Exercise aim: Gather all lines from the material that contain "JSON".

Dataset excerpts:
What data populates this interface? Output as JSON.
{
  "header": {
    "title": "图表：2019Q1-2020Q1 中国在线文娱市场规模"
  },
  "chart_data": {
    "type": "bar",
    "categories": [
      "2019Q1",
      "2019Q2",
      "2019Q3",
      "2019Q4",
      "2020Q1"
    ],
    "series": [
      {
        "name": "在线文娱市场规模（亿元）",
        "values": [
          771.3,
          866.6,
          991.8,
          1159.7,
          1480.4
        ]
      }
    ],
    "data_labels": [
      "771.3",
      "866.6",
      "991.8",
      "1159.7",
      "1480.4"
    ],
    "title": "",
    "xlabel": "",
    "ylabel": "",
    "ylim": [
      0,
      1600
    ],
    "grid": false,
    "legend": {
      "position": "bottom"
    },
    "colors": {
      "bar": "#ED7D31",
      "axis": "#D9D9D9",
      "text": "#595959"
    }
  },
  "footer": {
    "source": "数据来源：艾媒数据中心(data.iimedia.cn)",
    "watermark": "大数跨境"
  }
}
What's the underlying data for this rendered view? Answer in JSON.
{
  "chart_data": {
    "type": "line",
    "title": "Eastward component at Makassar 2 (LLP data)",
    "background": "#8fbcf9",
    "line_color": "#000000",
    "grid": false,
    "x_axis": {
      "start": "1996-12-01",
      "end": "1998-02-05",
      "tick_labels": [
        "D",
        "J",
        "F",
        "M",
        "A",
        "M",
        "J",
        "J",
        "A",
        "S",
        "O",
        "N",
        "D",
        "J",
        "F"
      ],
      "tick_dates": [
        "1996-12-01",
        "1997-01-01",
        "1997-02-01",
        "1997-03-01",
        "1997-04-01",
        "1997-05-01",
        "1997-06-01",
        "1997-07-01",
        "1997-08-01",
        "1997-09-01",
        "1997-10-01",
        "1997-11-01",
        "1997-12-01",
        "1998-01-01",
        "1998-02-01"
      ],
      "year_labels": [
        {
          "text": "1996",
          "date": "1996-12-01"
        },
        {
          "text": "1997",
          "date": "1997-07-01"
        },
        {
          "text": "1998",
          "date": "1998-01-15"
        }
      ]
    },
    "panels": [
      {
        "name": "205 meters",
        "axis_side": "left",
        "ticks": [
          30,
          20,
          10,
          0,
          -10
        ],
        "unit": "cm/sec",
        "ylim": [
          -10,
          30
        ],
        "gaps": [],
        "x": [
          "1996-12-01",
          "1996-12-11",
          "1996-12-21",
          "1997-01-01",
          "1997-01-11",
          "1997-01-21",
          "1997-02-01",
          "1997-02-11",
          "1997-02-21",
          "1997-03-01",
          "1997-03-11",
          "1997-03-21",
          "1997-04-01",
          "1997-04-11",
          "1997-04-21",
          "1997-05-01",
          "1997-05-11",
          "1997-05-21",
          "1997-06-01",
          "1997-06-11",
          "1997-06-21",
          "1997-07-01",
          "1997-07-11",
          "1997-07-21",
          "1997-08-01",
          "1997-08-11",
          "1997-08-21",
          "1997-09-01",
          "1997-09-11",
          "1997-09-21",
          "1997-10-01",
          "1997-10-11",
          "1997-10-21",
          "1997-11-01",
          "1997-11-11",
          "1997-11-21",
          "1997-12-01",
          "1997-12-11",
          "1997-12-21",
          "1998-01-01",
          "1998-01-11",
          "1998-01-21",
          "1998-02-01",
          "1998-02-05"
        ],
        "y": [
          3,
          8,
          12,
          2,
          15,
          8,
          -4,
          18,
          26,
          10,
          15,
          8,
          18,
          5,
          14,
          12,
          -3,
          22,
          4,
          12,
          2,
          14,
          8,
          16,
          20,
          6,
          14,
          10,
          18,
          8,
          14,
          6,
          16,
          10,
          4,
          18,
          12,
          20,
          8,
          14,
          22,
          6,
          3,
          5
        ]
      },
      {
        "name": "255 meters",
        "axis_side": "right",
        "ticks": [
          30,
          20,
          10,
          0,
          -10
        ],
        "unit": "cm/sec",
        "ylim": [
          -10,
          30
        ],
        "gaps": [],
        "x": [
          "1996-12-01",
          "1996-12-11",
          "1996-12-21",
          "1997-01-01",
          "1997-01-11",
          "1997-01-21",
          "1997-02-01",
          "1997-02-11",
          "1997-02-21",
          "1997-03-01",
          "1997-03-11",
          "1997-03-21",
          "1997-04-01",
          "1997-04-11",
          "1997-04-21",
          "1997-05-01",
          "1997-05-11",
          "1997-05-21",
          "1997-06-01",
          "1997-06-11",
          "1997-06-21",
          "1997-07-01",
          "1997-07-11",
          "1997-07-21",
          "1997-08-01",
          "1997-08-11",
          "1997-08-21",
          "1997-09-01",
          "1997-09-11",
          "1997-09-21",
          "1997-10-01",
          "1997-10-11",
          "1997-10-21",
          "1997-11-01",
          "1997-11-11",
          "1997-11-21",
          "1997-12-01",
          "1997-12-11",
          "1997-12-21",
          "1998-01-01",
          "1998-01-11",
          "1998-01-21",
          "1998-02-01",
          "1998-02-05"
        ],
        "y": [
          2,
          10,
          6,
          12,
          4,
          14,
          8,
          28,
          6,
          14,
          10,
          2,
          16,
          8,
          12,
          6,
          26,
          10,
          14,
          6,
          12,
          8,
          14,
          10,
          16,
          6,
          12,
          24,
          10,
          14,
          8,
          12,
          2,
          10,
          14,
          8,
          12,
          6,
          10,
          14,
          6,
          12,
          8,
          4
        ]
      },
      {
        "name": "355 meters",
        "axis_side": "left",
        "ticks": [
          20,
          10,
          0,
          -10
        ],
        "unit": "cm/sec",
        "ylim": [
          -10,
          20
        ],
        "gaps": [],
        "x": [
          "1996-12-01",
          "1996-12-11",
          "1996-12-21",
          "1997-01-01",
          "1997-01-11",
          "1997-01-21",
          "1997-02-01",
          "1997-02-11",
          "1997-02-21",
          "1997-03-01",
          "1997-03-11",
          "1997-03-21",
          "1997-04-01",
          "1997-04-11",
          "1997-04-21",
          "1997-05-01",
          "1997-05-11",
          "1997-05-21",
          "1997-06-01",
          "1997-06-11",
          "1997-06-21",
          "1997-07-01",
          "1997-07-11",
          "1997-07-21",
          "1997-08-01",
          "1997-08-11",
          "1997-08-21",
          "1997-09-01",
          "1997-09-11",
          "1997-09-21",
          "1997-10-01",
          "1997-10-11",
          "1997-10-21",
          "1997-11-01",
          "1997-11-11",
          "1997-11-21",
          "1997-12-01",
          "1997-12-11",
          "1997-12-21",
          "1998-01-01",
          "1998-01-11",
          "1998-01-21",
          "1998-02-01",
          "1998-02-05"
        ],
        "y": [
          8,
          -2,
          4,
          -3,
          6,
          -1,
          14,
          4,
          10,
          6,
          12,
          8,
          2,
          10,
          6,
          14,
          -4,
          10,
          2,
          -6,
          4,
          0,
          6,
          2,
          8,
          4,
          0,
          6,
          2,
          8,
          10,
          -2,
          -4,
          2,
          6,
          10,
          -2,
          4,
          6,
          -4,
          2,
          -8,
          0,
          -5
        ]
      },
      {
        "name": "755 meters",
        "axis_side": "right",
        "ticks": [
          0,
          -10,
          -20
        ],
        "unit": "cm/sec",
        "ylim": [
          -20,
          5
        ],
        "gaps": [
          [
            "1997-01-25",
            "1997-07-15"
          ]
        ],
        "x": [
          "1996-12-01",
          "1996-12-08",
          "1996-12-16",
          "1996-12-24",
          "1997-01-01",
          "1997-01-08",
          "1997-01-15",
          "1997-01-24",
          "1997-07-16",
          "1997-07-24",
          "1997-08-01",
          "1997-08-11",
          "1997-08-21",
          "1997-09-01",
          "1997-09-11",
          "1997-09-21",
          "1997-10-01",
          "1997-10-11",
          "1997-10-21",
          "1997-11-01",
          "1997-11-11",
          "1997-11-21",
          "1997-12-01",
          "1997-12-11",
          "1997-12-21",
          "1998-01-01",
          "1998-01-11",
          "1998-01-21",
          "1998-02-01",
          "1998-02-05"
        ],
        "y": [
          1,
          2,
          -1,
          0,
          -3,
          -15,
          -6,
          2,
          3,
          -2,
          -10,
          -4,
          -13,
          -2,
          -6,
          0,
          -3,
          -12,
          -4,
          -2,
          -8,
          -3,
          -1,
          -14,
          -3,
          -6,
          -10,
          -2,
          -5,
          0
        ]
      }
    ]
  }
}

Written answer:
What data populates this interface? Output as JSON.
What's the underlying data for this rendered view? Answer in JSON.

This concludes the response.